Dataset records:
_ _ _ _
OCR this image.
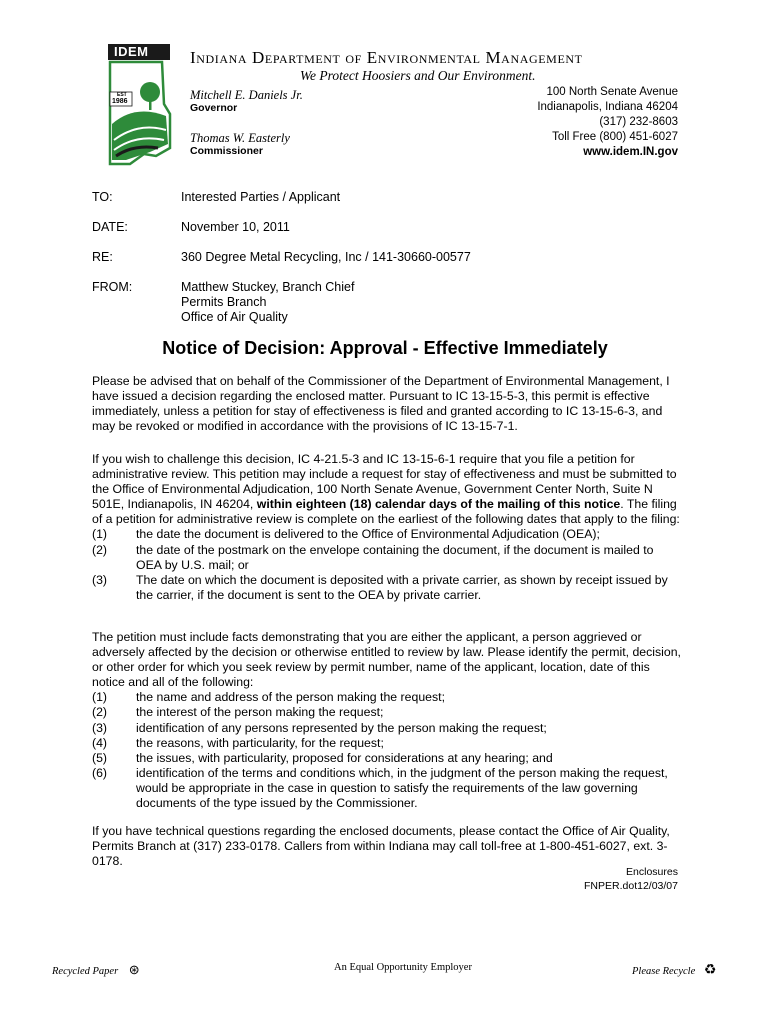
IDEM
EST
1986
Indiana Department of Environmental Management
We Protect Hoosiers and Our Environment.
Mitchell E. Daniels Jr.
Governor
Thomas W. Easterly
Commissioner
100 North Senate Avenue
Indianapolis, Indiana 46204
(317) 232-8603
Toll Free (800) 451-6027
www.idem.IN.gov
TO:	Interested Parties / Applicant
DATE:	November 10, 2011
RE:	360 Degree Metal Recycling, Inc / 141-30660-00577
FROM:	Matthew Stuckey, Branch Chief
Permits Branch
Office of Air Quality
Notice of Decision: Approval - Effective Immediately

Please be advised that on behalf of the Commissioner of the Department of Environmental Management, I have issued a decision regarding the enclosed matter. Pursuant to IC 13-15-5-3, this permit is effective immediately, unless a petition for stay of effectiveness is filed and granted according to IC 13-15-6-3, and may be revoked or modified in accordance with the provisions of IC 13-15-7-1.

If you wish to challenge this decision, IC 4-21.5-3 and IC 13-15-6-1 require that you file a petition for administrative review. This petition may include a request for stay of effectiveness and must be submitted to the Office of Environmental Adjudication, 100 North Senate Avenue, Government Center North, Suite N 501E, Indianapolis, IN 46204, within eighteen (18) calendar days of the mailing of this notice. The filing of a petition for administrative review is complete on the earliest of the following dates that apply to the filing:

(1) the date the document is delivered to the Office of Environmental Adjudication (OEA);
(2) the date of the postmark on the envelope containing the document, if the document is mailed to OEA by U.S. mail; or
(3) The date on which the document is deposited with a private carrier, as shown by receipt issued by the carrier, if the document is sent to the OEA by private carrier.

The petition must include facts demonstrating that you are either the applicant, a person aggrieved or adversely affected by the decision or otherwise entitled to review by law. Please identify the permit, decision, or other order for which you seek review by permit number, name of the applicant, location, date of this notice and all of the following:

(1) the name and address of the person making the request;
(2) the interest of the person making the request;
(3) identification of any persons represented by the person making the request;
(4) the reasons, with particularity, for the request;
(5) the issues, with particularity, proposed for considerations at any hearing; and
(6) identification of the terms and conditions which, in the judgment of the person making the request, would be appropriate in the case in question to satisfy the requirements of the law governing documents of the type issued by the Commissioner.

If you have technical questions regarding the enclosed documents, please contact the Office of Air Quality, Permits Branch at (317) 233-0178. Callers from within Indiana may call toll-free at 1-800-451-6027, ext. 3-0178.

Enclosures
FNPER.dot12/03/07
Recycled Paper ⊛	An Equal Opportunity Employer	Please Recycle ♻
_ _ _ _
# The exercise
Look for the word "Indianapolis" and return every line where it occurs.

# The result
Indianapolis, Indiana 46204
If you wish to challenge this decision, IC 4-21.5-3 and IC 13-15-6-1 require that you file a petition for administrative review. This petition may include a request for stay of effectiveness and must be submitted to the Office of Environmental Adjudication, 100 North Senate Avenue, Government Center North, Suite N 501E, Indianapolis, IN 46204, within eighteen (18) calendar days of the mailing of this notice. The filing of a petition for administrative review is complete on the earliest of the following dates that apply to the filing:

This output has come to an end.